» **Required tasks**:
[1] In the forum thread, condense the paragraph beginning "My Love, I miss you so much" into a short bulleted list that keeps its main points.
[2] From the forum thread, reproduce a passage word for word. Begin at the words "I suppose I" and stop after "Salamat po.".

» **Document**:
------------------------------------------------------------

I'm not sure if there are online translation for Tagalog/English. I've seen some Online Dictionaries but the translation is limited.

Mahal kong A-----,

Giliw/Mahal, Mis na mis na kita, sana mis mo rin ako. Nagsisisi ako sa lahat ng nagawa ko at nasabi alam ko isa akong tanga. Sana ay mapatawad mo ako at bigyan mo pa ako ng isa pang pagkakataon para patunayan kong mahal na mahal kita. Gusto kong maibalik ang ngiti sa iyong mukha at kasiyahan sa iyong puso. Kailangan kita at hindi ako mabubuhay ng wala ka sa aking tabi. Sana hayaan mo akong ipadama muli ang aking pag-ibig.

Nagmamahal,
J------

Dear, A------

My Love, I miss you so much, I hope you miss me too. I'm so sorry for the things I've said and done and sorry for beign a fool. I hope you can forgive me and give me a second chance and prove that I love you so much. I want to see the smile in your face and the happiness in your heart again. I need you by my side and I won't survive/live without you. Please allow me to show my love for you again.

Loving yours
J--------


----------



## FirefighterX

NTFS!!!

Maraming Salamat! 
I really appreciate this. Of course this girl speaks perfect english and probably has more education than I do, but I thought it would be a nice sincere gesture to write in Tagalog. I will let you know if this helps my cause at all. It might take a while...

So this sounds a lot better than what I wrote? I mean I don't know how things sound in Tagalog, not too sappy but romantic, genuinely sorry?

I really want to try to learn some of the language, Any good recommendations on language courses? Books, tapes? 

Anyone?
I suppose I should browse the forums? I have just been pretty busy and I might be off to fight fires soon (forest fires), thought there might be a good book I can take out there with me to read in my off time?

I appreciate it.
Salamat po.

-FirefighterX


----------



## ganda

hi there firefighterX,
you can also count on me if you want to learn in tagalog.like NTFS and lancelot,we're from the same native country and also we have the same work! =)
no doubt,if you said that...she will head over heels fall in love with you! =)

------------------------------------------------------------

» **Extracted data**:
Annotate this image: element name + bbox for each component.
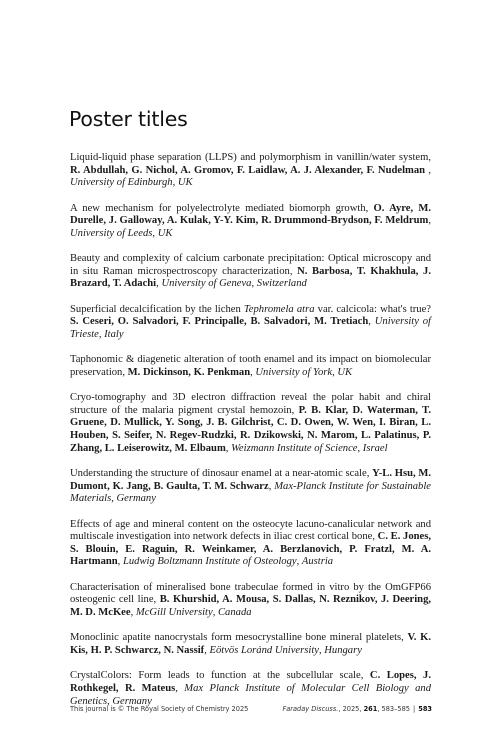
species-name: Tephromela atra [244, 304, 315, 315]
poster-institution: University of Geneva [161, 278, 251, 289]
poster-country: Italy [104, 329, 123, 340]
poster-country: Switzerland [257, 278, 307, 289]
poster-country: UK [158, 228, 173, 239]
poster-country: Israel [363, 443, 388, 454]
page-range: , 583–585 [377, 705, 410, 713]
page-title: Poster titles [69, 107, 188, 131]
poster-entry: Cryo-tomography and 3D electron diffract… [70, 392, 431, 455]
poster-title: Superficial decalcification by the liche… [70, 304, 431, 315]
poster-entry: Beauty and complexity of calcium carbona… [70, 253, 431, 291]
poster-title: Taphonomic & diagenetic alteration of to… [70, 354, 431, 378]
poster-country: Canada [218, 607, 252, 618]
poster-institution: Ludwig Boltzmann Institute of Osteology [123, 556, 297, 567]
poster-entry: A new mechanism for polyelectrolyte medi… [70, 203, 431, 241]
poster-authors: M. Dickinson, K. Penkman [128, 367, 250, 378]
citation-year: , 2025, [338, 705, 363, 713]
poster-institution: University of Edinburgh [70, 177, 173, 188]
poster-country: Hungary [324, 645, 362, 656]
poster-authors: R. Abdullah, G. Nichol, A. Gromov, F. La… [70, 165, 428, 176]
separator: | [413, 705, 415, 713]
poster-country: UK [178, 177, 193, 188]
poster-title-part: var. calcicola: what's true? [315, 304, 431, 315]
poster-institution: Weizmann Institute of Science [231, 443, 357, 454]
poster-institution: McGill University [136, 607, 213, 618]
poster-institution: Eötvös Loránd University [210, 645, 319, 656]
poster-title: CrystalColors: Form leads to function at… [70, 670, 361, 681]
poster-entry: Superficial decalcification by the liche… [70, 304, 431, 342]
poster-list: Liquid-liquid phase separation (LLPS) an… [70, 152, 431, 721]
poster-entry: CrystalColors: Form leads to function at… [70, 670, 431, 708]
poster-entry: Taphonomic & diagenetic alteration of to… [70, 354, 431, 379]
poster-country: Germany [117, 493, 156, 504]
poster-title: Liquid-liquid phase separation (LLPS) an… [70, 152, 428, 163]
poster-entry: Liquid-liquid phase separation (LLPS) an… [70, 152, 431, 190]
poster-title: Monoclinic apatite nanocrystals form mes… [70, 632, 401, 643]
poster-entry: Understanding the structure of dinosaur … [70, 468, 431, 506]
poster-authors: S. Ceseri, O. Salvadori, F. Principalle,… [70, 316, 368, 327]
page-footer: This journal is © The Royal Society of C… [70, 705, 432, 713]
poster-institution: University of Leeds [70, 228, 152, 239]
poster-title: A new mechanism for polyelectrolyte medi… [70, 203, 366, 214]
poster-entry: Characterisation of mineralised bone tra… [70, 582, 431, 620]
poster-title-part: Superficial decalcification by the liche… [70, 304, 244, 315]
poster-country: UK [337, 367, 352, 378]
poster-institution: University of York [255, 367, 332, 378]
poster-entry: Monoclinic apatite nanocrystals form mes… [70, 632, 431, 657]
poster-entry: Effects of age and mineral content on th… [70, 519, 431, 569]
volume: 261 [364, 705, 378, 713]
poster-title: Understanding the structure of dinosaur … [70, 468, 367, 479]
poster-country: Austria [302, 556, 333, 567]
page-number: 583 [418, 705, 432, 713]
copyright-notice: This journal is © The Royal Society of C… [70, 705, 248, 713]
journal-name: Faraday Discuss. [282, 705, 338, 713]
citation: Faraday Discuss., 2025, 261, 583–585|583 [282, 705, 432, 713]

------------------------------------------------------------

» **Solved tasks**:
[1]
- Misses the reader deeply and hopes the feeling is shared
- Apologizes for past words and actions and for being a fool
- Hopes for forgiveness and a second chance to prove this love
- Wants to see the reader's smile and happiness return
- Needs the reader close and cannot live without them
- Asks to be allowed to show this love again

[2]
I suppose I should browse the forums? I have just been pretty busy and I might be off to fight fires soon (forest fires), thought there might be a good book I can take out there with me to read in my off time?

I appreciate it.
Salamat po.